__Directions__: Retype each line exactly. Skip images.

__Records provided__:
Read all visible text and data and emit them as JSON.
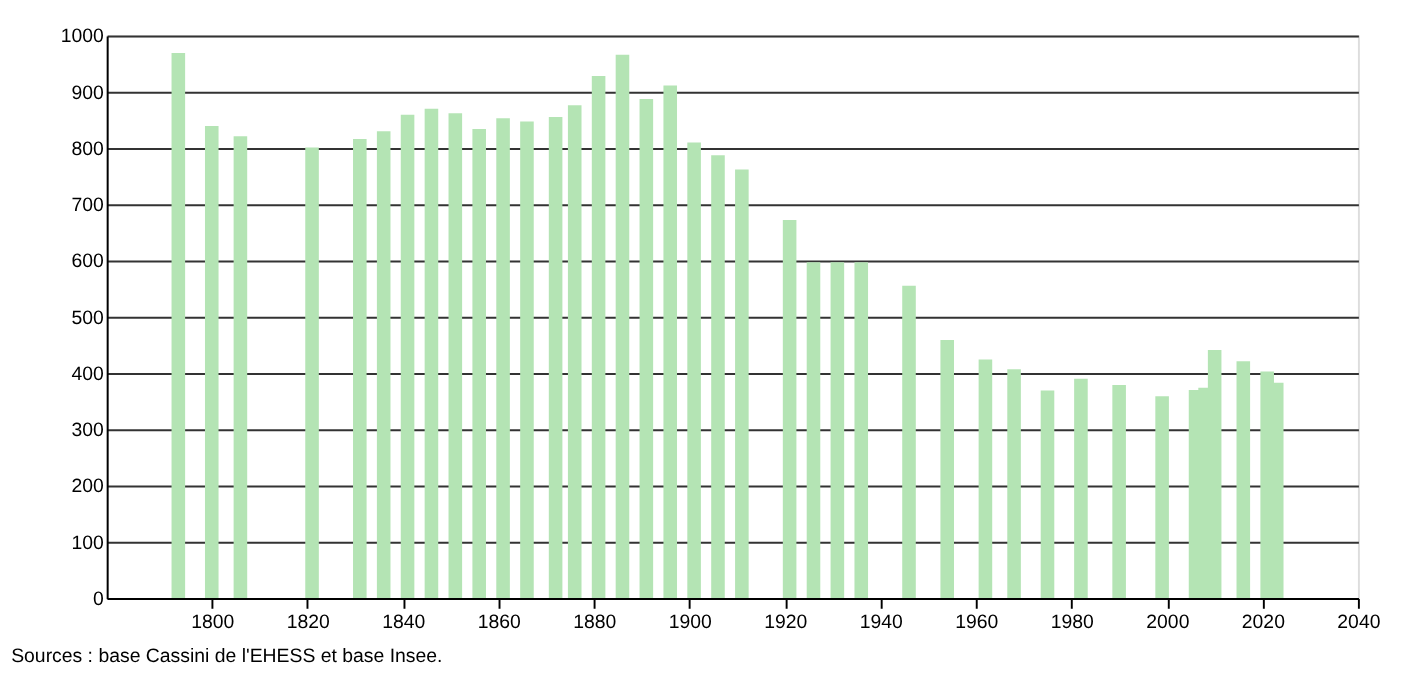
{
  "chart_data": {
    "type": "bar",
    "x": [
      1793,
      1800,
      1806,
      1821,
      1831,
      1836,
      1841,
      1846,
      1851,
      1856,
      1861,
      1866,
      1872,
      1876,
      1881,
      1886,
      1891,
      1896,
      1901,
      1906,
      1911,
      1921,
      1926,
      1931,
      1936,
      1946,
      1954,
      1962,
      1968,
      1975,
      1982,
      1990,
      1999,
      2006,
      2008,
      2010,
      2016,
      2021,
      2023
    ],
    "values": [
      969,
      839,
      821,
      801,
      816,
      830,
      859,
      870,
      862,
      834,
      853,
      847,
      855,
      876,
      928,
      966,
      887,
      911,
      810,
      787,
      762,
      672,
      597,
      597,
      597,
      555,
      459,
      424,
      407,
      369,
      390,
      379,
      359,
      370,
      374,
      441,
      421,
      403,
      383
    ],
    "color": "#b4e4b4",
    "xlim": [
      1778,
      2040
    ],
    "xticks": [
      1800,
      1820,
      1840,
      1860,
      1880,
      1900,
      1920,
      1940,
      1960,
      1980,
      2000,
      2020,
      2040
    ],
    "ylim": [
      0,
      1000
    ],
    "yticks": [
      0,
      100,
      200,
      300,
      400,
      500,
      600,
      700,
      800,
      900,
      1000
    ],
    "grid": "y",
    "annotations": [
      "Sources : base Cassini de l'EHESS et base Insee."
    ]
  }
}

__Solution to the exercise__:
Read all visible text and data and emit them as JSON.
{
  "chart_data": {
    "type": "bar",
    "x": [
      1793,
      1800,
      1806,
      1821,
      1831,
      1836,
      1841,
      1846,
      1851,
      1856,
      1861,
      1866,
      1872,
      1876,
      1881,
      1886,
      1891,
      1896,
      1901,
      1906,
      1911,
      1921,
      1926,
      1931,
      1936,
      1946,
      1954,
      1962,
      1968,
      1975,
      1982,
      1990,
      1999,
      2006,
      2008,
      2010,
      2016,
      2021,
      2023
    ],
    "values": [
      969,
      839,
      821,
      801,
      816,
      830,
      859,
      870,
      862,
      834,
      853,
      847,
      855,
      876,
      928,
      966,
      887,
      911,
      810,
      787,
      762,
      672,
      597,
      597,
      597,
      555,
      459,
      424,
      407,
      369,
      390,
      379,
      359,
      370,
      374,
      441,
      421,
      403,
      383
    ],
    "color": "#b4e4b4",
    "xlim": [
      1778,
      2040
    ],
    "xticks": [
      1800,
      1820,
      1840,
      1860,
      1880,
      1900,
      1920,
      1940,
      1960,
      1980,
      2000,
      2020,
      2040
    ],
    "ylim": [
      0,
      1000
    ],
    "yticks": [
      0,
      100,
      200,
      300,
      400,
      500,
      600,
      700,
      800,
      900,
      1000
    ],
    "grid": "y",
    "annotations": [
      "Sources : base Cassini de l'EHESS et base Insee."
    ]
  }
}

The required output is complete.